● **Task brief**
Every record here should be printed again exactly.

● **Listed records**
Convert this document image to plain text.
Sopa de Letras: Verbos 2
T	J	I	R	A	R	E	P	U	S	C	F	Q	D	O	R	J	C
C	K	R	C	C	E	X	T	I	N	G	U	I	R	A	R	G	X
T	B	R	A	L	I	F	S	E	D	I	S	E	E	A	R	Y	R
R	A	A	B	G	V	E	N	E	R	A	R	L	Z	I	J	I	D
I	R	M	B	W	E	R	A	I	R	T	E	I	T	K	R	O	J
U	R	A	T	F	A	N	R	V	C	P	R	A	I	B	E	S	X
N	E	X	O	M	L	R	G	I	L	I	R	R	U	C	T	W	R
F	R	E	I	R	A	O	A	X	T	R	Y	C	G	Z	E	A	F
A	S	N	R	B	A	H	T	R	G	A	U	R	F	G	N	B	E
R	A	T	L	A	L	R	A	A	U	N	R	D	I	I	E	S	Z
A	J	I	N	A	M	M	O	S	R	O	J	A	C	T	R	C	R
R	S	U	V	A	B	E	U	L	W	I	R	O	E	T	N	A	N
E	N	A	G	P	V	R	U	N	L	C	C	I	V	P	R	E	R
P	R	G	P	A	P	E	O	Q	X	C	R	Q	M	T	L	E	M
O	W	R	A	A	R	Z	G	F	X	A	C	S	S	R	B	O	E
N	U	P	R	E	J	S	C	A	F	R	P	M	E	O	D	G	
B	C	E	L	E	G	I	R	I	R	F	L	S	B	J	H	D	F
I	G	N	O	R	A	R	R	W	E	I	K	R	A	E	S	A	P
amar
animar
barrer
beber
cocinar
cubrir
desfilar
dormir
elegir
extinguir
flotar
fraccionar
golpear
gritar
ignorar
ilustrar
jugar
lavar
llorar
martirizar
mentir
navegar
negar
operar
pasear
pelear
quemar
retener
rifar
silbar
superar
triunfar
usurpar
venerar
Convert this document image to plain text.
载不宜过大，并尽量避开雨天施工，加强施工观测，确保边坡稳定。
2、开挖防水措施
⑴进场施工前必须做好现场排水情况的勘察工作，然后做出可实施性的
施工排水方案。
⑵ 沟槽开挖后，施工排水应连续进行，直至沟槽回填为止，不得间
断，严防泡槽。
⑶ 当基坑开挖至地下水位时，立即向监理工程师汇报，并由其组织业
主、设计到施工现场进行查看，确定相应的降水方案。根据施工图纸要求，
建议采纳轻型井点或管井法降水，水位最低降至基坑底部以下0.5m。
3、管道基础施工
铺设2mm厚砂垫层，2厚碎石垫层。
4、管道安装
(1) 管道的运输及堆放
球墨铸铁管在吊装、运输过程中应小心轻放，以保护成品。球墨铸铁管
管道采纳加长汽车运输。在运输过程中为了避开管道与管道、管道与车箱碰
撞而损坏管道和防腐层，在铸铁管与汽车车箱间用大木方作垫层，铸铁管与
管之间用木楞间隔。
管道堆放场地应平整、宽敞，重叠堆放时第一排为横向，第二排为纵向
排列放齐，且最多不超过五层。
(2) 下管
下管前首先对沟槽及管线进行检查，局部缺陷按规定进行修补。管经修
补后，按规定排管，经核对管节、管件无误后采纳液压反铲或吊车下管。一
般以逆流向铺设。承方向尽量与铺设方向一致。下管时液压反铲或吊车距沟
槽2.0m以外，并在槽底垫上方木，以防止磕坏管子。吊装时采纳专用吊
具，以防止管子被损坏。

● **Written reply**
Convert this document image to plain text.
Sopa de Letras: Verbos 2
T	J	I	R	A	R	E	P	U	S	C	F	Q	D	O	R	J	C
C	K	R	C	C	E	X	T	I	N	G	U	I	R	A	R	G	X
T	B	R	A	L	I	F	S	E	D	I	S	E	E	A	R	Y	R
R	A	A	B	G	V	E	N	E	R	A	R	L	Z	I	J	I	D
I	R	M	B	W	E	R	A	I	R	T	E	I	T	K	R	O	J
U	R	A	T	F	A	N	R	V	C	P	R	A	I	B	E	S	X
N	E	X	O	M	L	R	G	I	L	I	R	R	U	C	T	W	R
F	R	E	I	R	A	O	A	X	T	R	Y	C	G	Z	E	A	F
A	S	N	R	B	A	H	T	R	G	A	U	R	F	G	N	B	E
R	A	T	L	A	L	R	A	A	U	N	R	D	I	I	E	S	Z
A	J	I	N	A	M	M	O	S	R	O	J	A	C	T	R	C	R
R	S	U	V	A	B	E	U	L	W	I	R	O	E	T	N	A	N
E	N	A	G	P	V	R	U	N	L	C	C	I	V	P	R	E	R
P	R	G	P	A	P	E	O	Q	X	C	R	Q	M	T	L	E	M
O	W	R	A	A	R	Z	G	F	X	A	C	S	S	R	B	O	E
N	U	P	R	E	J	S	C	A	F	R	P	M	E	O	D	G	
B	C	E	L	E	G	I	R	I	R	F	L	S	B	J	H	D	F
I	G	N	O	R	A	R	R	W	E	I	K	R	A	E	S	A	P
amar
animar
barrer
beber
cocinar
cubrir
desfilar
dormir
elegir
extinguir
flotar
fraccionar
golpear
gritar
ignorar
ilustrar
jugar
lavar
llorar
martirizar
mentir
navegar
negar
operar
pasear
pelear
quemar
retener
rifar
silbar
superar
triunfar
usurpar
venerar
Convert this document image to plain text.
载不宜过大，并尽量避开雨天施工，加强施工观测，确保边坡稳定。
2、开挖防水措施
⑴进场施工前必须做好现场排水情况的勘察工作，然后做出可实施性的
施工排水方案。
⑵ 沟槽开挖后，施工排水应连续进行，直至沟槽回填为止，不得间
断，严防泡槽。
⑶ 当基坑开挖至地下水位时，立即向监理工程师汇报，并由其组织业
主、设计到施工现场进行查看，确定相应的降水方案。根据施工图纸要求，
建议采纳轻型井点或管井法降水，水位最低降至基坑底部以下0.5m。
3、管道基础施工
铺设2mm厚砂垫层，2厚碎石垫层。
4、管道安装
(1) 管道的运输及堆放
球墨铸铁管在吊装、运输过程中应小心轻放，以保护成品。球墨铸铁管
管道采纳加长汽车运输。在运输过程中为了避开管道与管道、管道与车箱碰
撞而损坏管道和防腐层，在铸铁管与汽车车箱间用大木方作垫层，铸铁管与
管之间用木楞间隔。
管道堆放场地应平整、宽敞，重叠堆放时第一排为横向，第二排为纵向
排列放齐，且最多不超过五层。
(2) 下管
下管前首先对沟槽及管线进行检查，局部缺陷按规定进行修补。管经修
补后，按规定排管，经核对管节、管件无误后采纳液压反铲或吊车下管。一
般以逆流向铺设。承方向尽量与铺设方向一致。下管时液压反铲或吊车距沟
槽2.0m以外，并在槽底垫上方木，以防止磕坏管子。吊装时采纳专用吊
具，以防止管子被损坏。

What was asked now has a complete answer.